[START TASK DATA]
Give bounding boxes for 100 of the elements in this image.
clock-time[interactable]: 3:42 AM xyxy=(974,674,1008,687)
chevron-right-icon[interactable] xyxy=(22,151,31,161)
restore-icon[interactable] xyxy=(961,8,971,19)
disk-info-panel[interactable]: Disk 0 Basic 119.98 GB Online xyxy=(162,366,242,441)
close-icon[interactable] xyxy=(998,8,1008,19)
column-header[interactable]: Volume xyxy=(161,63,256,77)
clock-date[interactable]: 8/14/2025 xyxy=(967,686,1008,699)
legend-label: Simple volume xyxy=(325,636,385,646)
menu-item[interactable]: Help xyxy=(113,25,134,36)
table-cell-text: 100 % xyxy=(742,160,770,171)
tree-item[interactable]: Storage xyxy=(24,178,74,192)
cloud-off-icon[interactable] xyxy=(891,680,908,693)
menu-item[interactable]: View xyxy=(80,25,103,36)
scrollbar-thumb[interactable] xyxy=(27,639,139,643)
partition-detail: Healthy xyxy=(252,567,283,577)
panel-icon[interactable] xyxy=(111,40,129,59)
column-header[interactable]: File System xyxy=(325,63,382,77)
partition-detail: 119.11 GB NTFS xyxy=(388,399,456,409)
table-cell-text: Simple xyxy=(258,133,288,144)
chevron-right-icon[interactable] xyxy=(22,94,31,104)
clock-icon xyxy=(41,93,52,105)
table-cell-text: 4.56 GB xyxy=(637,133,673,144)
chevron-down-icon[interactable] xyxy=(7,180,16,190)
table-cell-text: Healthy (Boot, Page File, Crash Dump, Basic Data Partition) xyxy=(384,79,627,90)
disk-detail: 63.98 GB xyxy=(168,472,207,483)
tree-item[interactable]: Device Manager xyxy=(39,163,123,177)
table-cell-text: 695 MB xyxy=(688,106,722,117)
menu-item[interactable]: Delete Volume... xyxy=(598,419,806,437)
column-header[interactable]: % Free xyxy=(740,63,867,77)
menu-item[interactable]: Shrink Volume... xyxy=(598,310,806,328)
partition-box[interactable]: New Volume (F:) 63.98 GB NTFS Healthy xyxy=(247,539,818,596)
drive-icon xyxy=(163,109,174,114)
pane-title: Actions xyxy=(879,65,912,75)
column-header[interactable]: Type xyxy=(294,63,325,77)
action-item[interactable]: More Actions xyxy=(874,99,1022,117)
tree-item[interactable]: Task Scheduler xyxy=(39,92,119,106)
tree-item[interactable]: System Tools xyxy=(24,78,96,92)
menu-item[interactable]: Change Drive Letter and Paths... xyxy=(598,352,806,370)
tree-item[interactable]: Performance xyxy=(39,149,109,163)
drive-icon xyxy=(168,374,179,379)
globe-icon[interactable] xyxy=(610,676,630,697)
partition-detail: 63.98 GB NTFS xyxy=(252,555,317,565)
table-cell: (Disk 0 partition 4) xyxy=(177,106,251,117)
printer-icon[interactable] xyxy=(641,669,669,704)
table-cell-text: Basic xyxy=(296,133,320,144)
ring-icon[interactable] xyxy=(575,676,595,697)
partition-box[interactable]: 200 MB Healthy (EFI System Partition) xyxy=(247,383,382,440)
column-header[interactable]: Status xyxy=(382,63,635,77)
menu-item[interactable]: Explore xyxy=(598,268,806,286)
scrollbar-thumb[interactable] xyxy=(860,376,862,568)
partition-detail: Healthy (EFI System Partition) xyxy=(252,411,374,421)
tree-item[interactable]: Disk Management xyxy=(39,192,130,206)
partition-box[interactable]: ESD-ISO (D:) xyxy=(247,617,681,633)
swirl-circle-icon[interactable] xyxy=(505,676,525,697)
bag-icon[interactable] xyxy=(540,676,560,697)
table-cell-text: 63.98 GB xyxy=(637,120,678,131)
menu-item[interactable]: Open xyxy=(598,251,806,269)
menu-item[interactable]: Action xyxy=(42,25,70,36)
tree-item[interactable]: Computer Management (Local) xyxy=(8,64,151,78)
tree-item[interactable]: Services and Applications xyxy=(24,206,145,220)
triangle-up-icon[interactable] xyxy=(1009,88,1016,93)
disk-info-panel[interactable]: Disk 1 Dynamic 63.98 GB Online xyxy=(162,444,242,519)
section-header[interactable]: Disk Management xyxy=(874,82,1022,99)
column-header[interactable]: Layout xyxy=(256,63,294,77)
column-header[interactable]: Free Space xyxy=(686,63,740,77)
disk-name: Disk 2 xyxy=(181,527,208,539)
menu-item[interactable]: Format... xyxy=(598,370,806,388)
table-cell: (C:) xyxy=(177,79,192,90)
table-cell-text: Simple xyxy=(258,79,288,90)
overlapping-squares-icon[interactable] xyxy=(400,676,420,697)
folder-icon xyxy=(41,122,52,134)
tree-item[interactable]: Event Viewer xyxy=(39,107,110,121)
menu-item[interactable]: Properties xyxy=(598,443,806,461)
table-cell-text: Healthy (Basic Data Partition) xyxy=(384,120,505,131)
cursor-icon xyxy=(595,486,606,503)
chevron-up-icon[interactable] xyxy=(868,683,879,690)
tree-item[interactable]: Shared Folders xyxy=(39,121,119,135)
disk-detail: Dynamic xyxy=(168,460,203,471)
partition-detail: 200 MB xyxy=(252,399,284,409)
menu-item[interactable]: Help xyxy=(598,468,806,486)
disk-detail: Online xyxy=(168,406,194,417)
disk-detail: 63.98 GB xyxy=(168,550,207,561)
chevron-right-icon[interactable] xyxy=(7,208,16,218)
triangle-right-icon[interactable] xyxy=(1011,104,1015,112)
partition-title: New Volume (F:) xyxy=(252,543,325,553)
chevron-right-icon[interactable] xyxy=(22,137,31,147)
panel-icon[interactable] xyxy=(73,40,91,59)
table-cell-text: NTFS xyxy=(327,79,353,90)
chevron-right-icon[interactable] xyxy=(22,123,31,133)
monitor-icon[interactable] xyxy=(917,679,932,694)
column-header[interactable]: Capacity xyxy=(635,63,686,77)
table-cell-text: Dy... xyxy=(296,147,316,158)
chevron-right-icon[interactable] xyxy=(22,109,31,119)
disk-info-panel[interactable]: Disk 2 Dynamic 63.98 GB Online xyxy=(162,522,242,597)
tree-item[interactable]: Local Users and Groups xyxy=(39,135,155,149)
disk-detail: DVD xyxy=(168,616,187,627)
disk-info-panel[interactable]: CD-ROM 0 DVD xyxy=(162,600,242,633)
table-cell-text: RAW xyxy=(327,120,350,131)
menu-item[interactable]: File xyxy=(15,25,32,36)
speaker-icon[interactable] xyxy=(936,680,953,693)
[END TASK DATA]
• SET EXERCISE
Pull out every line in the items above that contains the word "File", copying each one in full.

• OUTPUT OF THE TASK
column-header[interactable]: File System xyxy=(325,63,382,77)
table-cell-text: Healthy (Boot, Page File, Crash Dump, Basic Data Partition) xyxy=(384,79,627,90)
menu-item[interactable]: File xyxy=(15,25,32,36)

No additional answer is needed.